> Task goal: Set down each line of the entries below verbatim, leaving out the pictures.

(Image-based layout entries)
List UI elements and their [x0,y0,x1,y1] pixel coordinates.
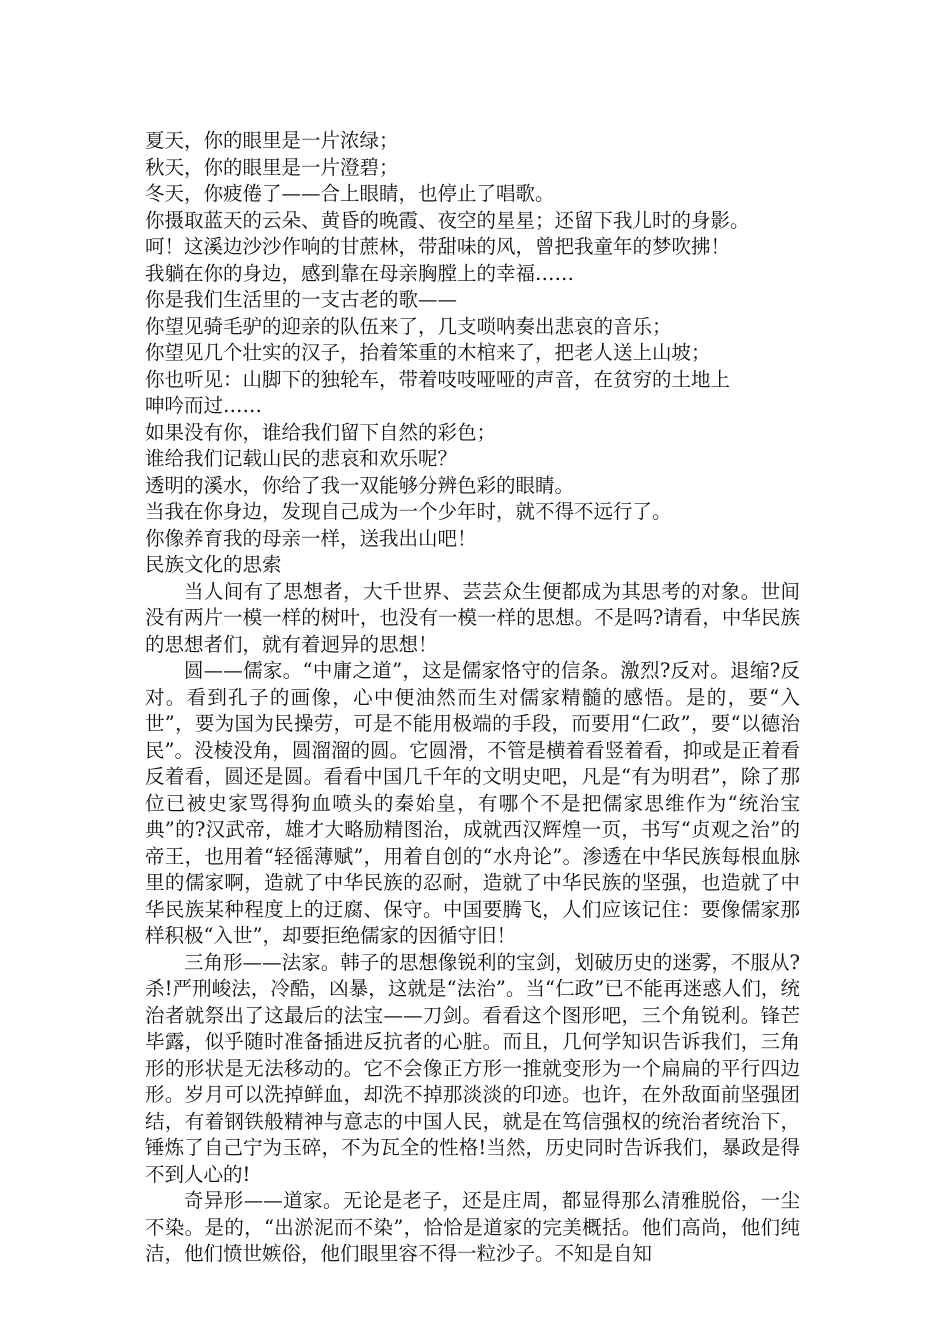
document-page [145,128,800,1268]
poem-line: 你是我们生活里的一支古老的歌—— [145,288,458,311]
poem-line: 透明的溪水，你给了我一双能够分辨色彩的眼睛。 [145,473,575,497]
essay-paragraph: 三角形——法家。韩子的思想像锐利的宝剑，划破历史的迷雾，不服从?杀!严刑峻法，冷酷，凶暴，这就是“法治”。当“仁政”已不能再迷惑人们，统治者就祭出了这最后的法宝——刀剑。看看这个图形吧，三个角锐利。锋芒毕露，似乎随时准备插进反抗者的心脏。而且，几何学知识告诉我们，三角形的形状是无法移动的。它不会像正方形一推就变形为一个扁扁的平行四边形。岁月可以洗掉鲜血，却洗不掉那淡淡的印迹。也许，在外敌面前坚强团结，有着钢铁般精神与意志的中国人民，就是在笃信强权的统治者统治下，锤炼了自己宁为玉碎，不为瓦全的性格!当然，历史同时告诉我们，暴政是得不到人心的! [145,950,800,1186]
poem-line: 秋天，你的眼里是一片澄碧； [145,155,399,179]
poem-line: 你也听见：山脚下的独轮车，带着吱吱哑哑的声音，在贫穷的土地上 [145,367,731,391]
poem-line: 夏天，你的眼里是一片浓绿； [145,129,399,152]
poem [145,128,800,552]
poem-line: 我躺在你的身边，感到靠在母亲胸膛上的幸福…… [145,261,575,285]
poem-line: 你摄取蓝天的云朵、黄昏的晚霞、夜空的星星；还留下我儿时的身影。 [145,208,750,232]
essay-title: 民族文化的思索 [145,553,282,576]
poem-line: 冬天，你疲倦了——合上眼睛，也停止了唱歌。 [145,182,555,205]
poem-line: 谁给我们记载山民的悲哀和欢乐呢？ [145,447,458,470]
poem-line: 当我在你身边，发现自己成为一个少年时，就不得不远行了。 [145,500,672,523]
poem-line: 如果没有你，谁给我们留下自然的彩色； [145,420,497,444]
essay-paragraph: 圆——儒家。“中庸之道”，这是儒家恪守的信条。激烈?反对。退缩?反对。看到孔子的画像，心中便油然而生对儒家精髓的感悟。是的，要“入世”，要为国为民操劳，可是不能用极端的手段，而要用“仁政”，要“以德治民”。没棱没角，圆溜溜的圆。它圆滑，不管是横着看竖着看，抑或是正着看反着看，圆还是圆。看看中国几千年的文明史吧，凡是“有为明君”，除了那位已被史家骂得狗血喷头的秦始皇，有哪个不是把儒家思维作为“统治宝典”的?汉武帝，雄才大略励精图治，成就西汉辉煌一页，书写“贞观之治”的帝王，也用着“轻徭薄赋”，用着自创的“水舟论”。渗透在中华民族每根血脉里的儒家啊，造就了中华民族的忍耐，造就了中华民族的坚强，也造就了中华民族某种程度上的迂腐、保守。中国要腾飞，人们应该记住：要像儒家那样积极“入世”，却要拒绝儒家的因循守旧！ [145,659,800,947]
essay-paragraph: 奇异形——道家。无论是老子，还是庄周，都显得那么清雅脱俗，一尘不染。是的，“出淤泥而不染”，恰恰是道家的完美概括。他们高尚，他们纯洁，他们愤世嫉俗，他们眼里容不得一粒沙子。不知是自知 [145,1189,800,1265]
poem-line: 呻吟而过…… [145,394,263,417]
essay-paragraph: 当人间有了思想者，大千世界、芸芸众生便都成为其思考的对象。世间没有两片一模一样的树叶，也没有一模一样的思想。不是吗?请看，中华民族的思想者们，就有着迥异的思想！ [145,579,800,656]
poem-line: 你望见几个壮实的汉子，抬着笨重的木棺来了，把老人送上山坡； [145,341,711,364]
poem-line: 呵！这溪边沙沙作响的甘蔗林，带甜味的风，曾把我童年的梦吹拂！ [145,235,731,258]
poem-line: 你望见骑毛驴的迎亲的队伍来了，几支唢呐奏出悲哀的音乐； [145,314,672,338]
poem-line: 你像养育我的母亲一样，送我出山吧！ [145,526,477,550]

> Answer to this problem:
List UI elements and their [x0,y0,x1,y1] pixel coordinates.
document-page [145,128,800,1268]
poem-line: 你是我们生活里的一支古老的歌—— [145,288,458,311]
poem-line: 透明的溪水，你给了我一双能够分辨色彩的眼睛。 [145,473,575,497]
essay-paragraph: 三角形——法家。韩子的思想像锐利的宝剑，划破历史的迷雾，不服从?杀!严刑峻法，冷酷，凶暴，这就是“法治”。当“仁政”已不能再迷惑人们，统治者就祭出了这最后的法宝——刀剑。看看这个图形吧，三个角锐利。锋芒毕露，似乎随时准备插进反抗者的心脏。而且，几何学知识告诉我们，三角形的形状是无法移动的。它不会像正方形一推就变形为一个扁扁的平行四边形。岁月可以洗掉鲜血，却洗不掉那淡淡的印迹。也许，在外敌面前坚强团结，有着钢铁般精神与意志的中国人民，就是在笃信强权的统治者统治下，锤炼了自己宁为玉碎，不为瓦全的性格!当然，历史同时告诉我们，暴政是得不到人心的! [145,950,800,1186]
poem-line: 秋天，你的眼里是一片澄碧； [145,155,399,179]
poem-line: 你也听见：山脚下的独轮车，带着吱吱哑哑的声音，在贫穷的土地上 [145,367,731,391]
poem-line: 夏天，你的眼里是一片浓绿； [145,129,399,152]
poem [145,128,800,552]
poem-line: 我躺在你的身边，感到靠在母亲胸膛上的幸福…… [145,261,575,285]
poem-line: 你摄取蓝天的云朵、黄昏的晚霞、夜空的星星；还留下我儿时的身影。 [145,208,750,232]
essay-title: 民族文化的思索 [145,553,282,576]
poem-line: 冬天，你疲倦了——合上眼睛，也停止了唱歌。 [145,182,555,205]
poem-line: 谁给我们记载山民的悲哀和欢乐呢？ [145,447,458,470]
poem-line: 当我在你身边，发现自己成为一个少年时，就不得不远行了。 [145,500,672,523]
poem-line: 如果没有你，谁给我们留下自然的彩色； [145,420,497,444]
essay-paragraph: 圆——儒家。“中庸之道”，这是儒家恪守的信条。激烈?反对。退缩?反对。看到孔子的画像，心中便油然而生对儒家精髓的感悟。是的，要“入世”，要为国为民操劳，可是不能用极端的手段，而要用“仁政”，要“以德治民”。没棱没角，圆溜溜的圆。它圆滑，不管是横着看竖着看，抑或是正着看反着看，圆还是圆。看看中国几千年的文明史吧，凡是“有为明君”，除了那位已被史家骂得狗血喷头的秦始皇，有哪个不是把儒家思维作为“统治宝典”的?汉武帝，雄才大略励精图治，成就西汉辉煌一页，书写“贞观之治”的帝王，也用着“轻徭薄赋”，用着自创的“水舟论”。渗透在中华民族每根血脉里的儒家啊，造就了中华民族的忍耐，造就了中华民族的坚强，也造就了中华民族某种程度上的迂腐、保守。中国要腾飞，人们应该记住：要像儒家那样积极“入世”，却要拒绝儒家的因循守旧！ [145,659,800,947]
essay-paragraph: 奇异形——道家。无论是老子，还是庄周，都显得那么清雅脱俗，一尘不染。是的，“出淤泥而不染”，恰恰是道家的完美概括。他们高尚，他们纯洁，他们愤世嫉俗，他们眼里容不得一粒沙子。不知是自知 [145,1189,800,1265]
poem-line: 呻吟而过…… [145,394,263,417]
essay-paragraph: 当人间有了思想者，大千世界、芸芸众生便都成为其思考的对象。世间没有两片一模一样的树叶，也没有一模一样的思想。不是吗?请看，中华民族的思想者们，就有着迥异的思想！ [145,579,800,656]
poem-line: 你望见几个壮实的汉子，抬着笨重的木棺来了，把老人送上山坡； [145,341,711,364]
poem-line: 呵！这溪边沙沙作响的甘蔗林，带甜味的风，曾把我童年的梦吹拂！ [145,235,731,258]
poem-line: 你望见骑毛驴的迎亲的队伍来了，几支唢呐奏出悲哀的音乐； [145,314,672,338]
poem-line: 你像养育我的母亲一样，送我出山吧！ [145,526,477,550]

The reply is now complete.